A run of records
•••

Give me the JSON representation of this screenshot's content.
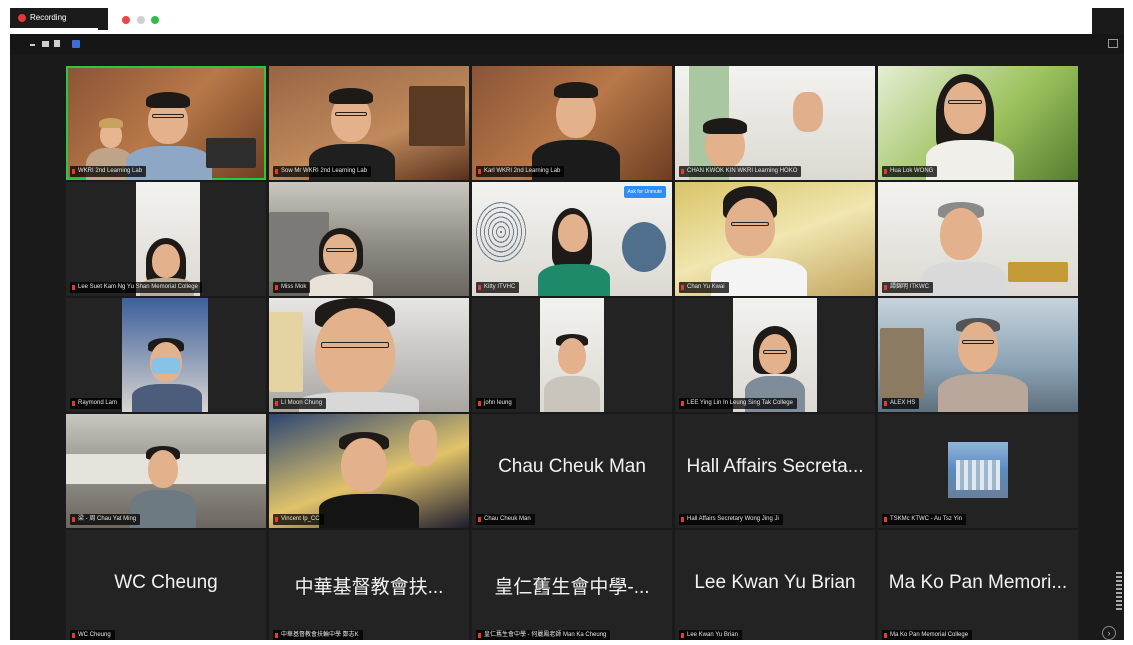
{
  "window": {
    "recording_label": "Recording",
    "accent": "#27c93f",
    "record_color": "#e53935"
  },
  "participants": [
    {
      "name": "WKRI 2nd Learning Lab",
      "video": true
    },
    {
      "name": "Sow Mr WKRI 2nd Learning Lab",
      "video": true
    },
    {
      "name": "Karl WKRI 2nd Learning Lab",
      "video": true
    },
    {
      "name": "CHAN KWOK KIN WKRI Learning HOKO",
      "video": true
    },
    {
      "name": "Hua Lok WONG",
      "video": true
    },
    {
      "name": "Lee Suet Kam Ng Yu Shan Memorial College",
      "video": true
    },
    {
      "name": "Miss Mok",
      "video": true
    },
    {
      "name": "Kitty ITVHC",
      "video": true,
      "badge": "Ask for Unmute"
    },
    {
      "name": "Chan Yu Kwai",
      "video": true
    },
    {
      "name": "譚錦明 ITKWC",
      "video": true
    },
    {
      "name": "Raymond Lam",
      "video": true
    },
    {
      "name": "LI Moon Chung",
      "video": true
    },
    {
      "name": "john leung",
      "video": true
    },
    {
      "name": "LEE Ying Lin In Leung Sing Tak College",
      "video": true
    },
    {
      "name": "ALEX HS",
      "video": true
    },
    {
      "name": "梁 - 周 Chau Yat Ming",
      "video": true
    },
    {
      "name": "Vincent Ip_CC",
      "video": true
    },
    {
      "name": "Chau Cheuk Man",
      "display": "Chau Cheuk Man",
      "video": false
    },
    {
      "name": "Hall Affairs Secretary Wong Jing Ji",
      "display": "Hall Affairs Secreta...",
      "video": false
    },
    {
      "name": "TSKMc KTWC - Au Tsz Yin",
      "video": false,
      "picture": true
    },
    {
      "name": "WC Cheung",
      "display": "WC Cheung",
      "video": false
    },
    {
      "name": "中華基督教會扶輪中學 鄭志K",
      "display": "中華基督教會扶...",
      "video": false
    },
    {
      "name": "皇仁舊生會中學 - 何麗鳳老師 Man Ka Cheung",
      "display": "皇仁舊生會中學-...",
      "video": false
    },
    {
      "name": "Lee Kwan Yu Brian",
      "display": "Lee Kwan Yu Brian",
      "video": false
    },
    {
      "name": "Ma Ko Pan Memorial College",
      "display": "Ma Ko Pan Memori...",
      "video": false
    }
  ]
}
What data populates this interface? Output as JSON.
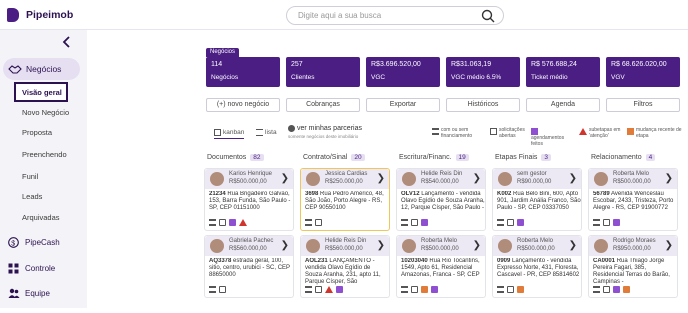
{
  "app": {
    "name": "Pipeimob"
  },
  "search": {
    "placeholder": "Digite aqui a sua busca"
  },
  "sidebar": {
    "section_label": "Negócios",
    "subitems": [
      "Visão geral",
      "Novo Negócio",
      "Proposta",
      "Preenchendo",
      "Funil",
      "Leads",
      "Arquivadas"
    ],
    "nav": [
      "PipeCash",
      "Controle",
      "Equipe"
    ]
  },
  "panel": {
    "tag": "Negócios",
    "stats": [
      {
        "value": "114",
        "label": "Negócios"
      },
      {
        "value": "257",
        "label": "Clientes"
      },
      {
        "value": "R$3.696.520,00",
        "label": "VGC"
      },
      {
        "value": "R$31.063,19",
        "label": "VGC médio 6.5%"
      },
      {
        "value": "R$ 576.688,24",
        "label": "Ticket médio"
      },
      {
        "value": "R$ 68.626.020,00",
        "label": "VGV"
      }
    ],
    "actions": [
      "(+) novo negócio",
      "Cobranças",
      "Exportar",
      "Históricos",
      "Agenda",
      "Filtros"
    ],
    "view": {
      "kanban": "kanban",
      "lista": "lista",
      "parcerias": "ver minhas parcerias",
      "parcerias_hint": "somente negócios deste imobiliário",
      "legend": [
        "com ou sem financiamento",
        "solicitações abertas",
        "agendamentos feitos",
        "subetapas em 'atenção'",
        "mudança recente de etapa"
      ]
    },
    "columns": [
      {
        "title": "Documentos",
        "count": "82",
        "cards": [
          {
            "name": "Karios Henrique",
            "price": "R$500.000,00",
            "code": "21234",
            "text": "Rua Brigadeiro Galvão, 153, Barra Funda, São Paulo - SP, CEP 01151000",
            "icons": [
              "bank",
              "doc",
              "cal",
              "warn"
            ],
            "hl": false
          },
          {
            "name": "Gabriela Pachec",
            "price": "R$560.000,00",
            "code": "AQ3378",
            "text": "estrada geral, 100, sitio, centro, urubici - SC, CEP 88650000",
            "icons": [
              "bank",
              "doc"
            ],
            "hl": false
          }
        ]
      },
      {
        "title": "Contrato/Sinal",
        "count": "20",
        "cards": [
          {
            "name": "Jessica Cardias",
            "price": "R$250.000,00",
            "code": "3698",
            "text": "Rua Pedro Américo, 48, São João, Porto Alegre - RS, CEP 90550100",
            "icons": [
              "bank",
              "doc"
            ],
            "hl": true
          },
          {
            "name": "Helide Reis Din",
            "price": "R$560.000,00",
            "code": "AOL231",
            "text": "LANÇAMENTO - vendida Olavo Egídio de Souza Aranha, 231, apto 11, Parque Císper, São",
            "icons": [
              "bank",
              "doc",
              "warn",
              "cal"
            ],
            "hl": false
          }
        ]
      },
      {
        "title": "Escritura/Financ.",
        "count": "19",
        "cards": [
          {
            "name": "Helide Reis Din",
            "price": "R$540.000,00",
            "code": "OLV12",
            "text": "Lançamento - vendida Olavo Egídio de Souza Aranha, 12, Parque Císper, São Paulo -",
            "icons": [
              "bank",
              "doc",
              "cal"
            ],
            "hl": false
          },
          {
            "name": "Roberta Melo",
            "price": "R$500.000,00",
            "code": "10203040",
            "text": "Rua Rio Tocantins, 1549, Apto 61, Residencial Amazonas, Franca - SP, CEP",
            "icons": [
              "bank",
              "doc",
              "tag",
              "cal"
            ],
            "hl": false
          }
        ]
      },
      {
        "title": "Etapas Finais",
        "count": "3",
        "cards": [
          {
            "name": "sem gestor",
            "price": "R$90.000,00",
            "code": "K002",
            "text": "Rua Belo Bini, 600, Apto 901, Jardim Anália Franco, São Paulo - SP, CEP 03337050",
            "icons": [
              "bank",
              "doc",
              "cal"
            ],
            "hl": false
          },
          {
            "name": "Roberta Melo",
            "price": "R$500.000,00",
            "code": "0909",
            "text": "Lançamento - vendida Expresso Norte, 431, Floresta, Cascavel - PR, CEP 85814602",
            "icons": [
              "bank",
              "doc",
              "tag"
            ],
            "hl": false
          }
        ]
      },
      {
        "title": "Relacionamento",
        "count": "4",
        "cards": [
          {
            "name": "Roberta Melo",
            "price": "R$500.000,00",
            "code": "56789",
            "text": "Avenida Wenceslau Escobar, 2433, Tristeza, Porto Alegre - RS, CEP 91900772",
            "icons": [
              "bank",
              "doc",
              "cal"
            ],
            "hl": false
          },
          {
            "name": "Rodrigo Moraes",
            "price": "R$950.000,00",
            "code": "CA0001",
            "text": "Rua Thiago Jorge Pereira Fagari, 385, Residencial Terras do Barão, Campinas -",
            "icons": [
              "bank",
              "doc",
              "cal",
              "tag"
            ],
            "hl": false
          }
        ]
      }
    ]
  }
}
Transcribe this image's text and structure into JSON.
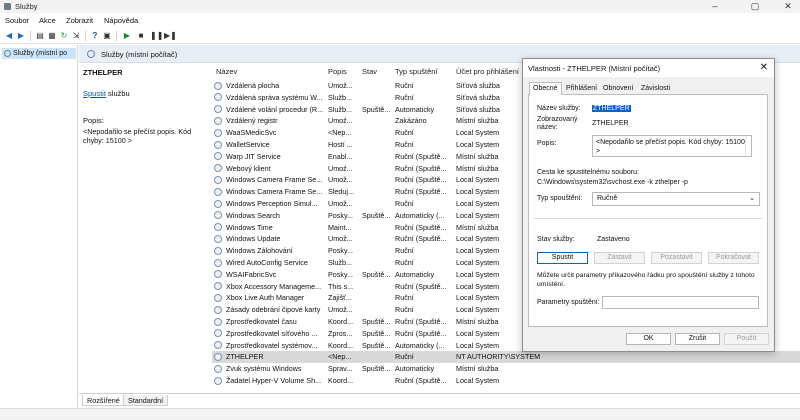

•••

### The request
Copy every line that includes the string "Learning" from the material above.

### Solution for this exercise
      "name": "WKRI 2nd Learning Lab",
      "name": "Sow Mr WKRI 2nd Learning Lab",
      "name": "Karl WKRI 2nd Learning Lab",
      "name": "CHAN KWOK KIN WKRI Learning HOKO",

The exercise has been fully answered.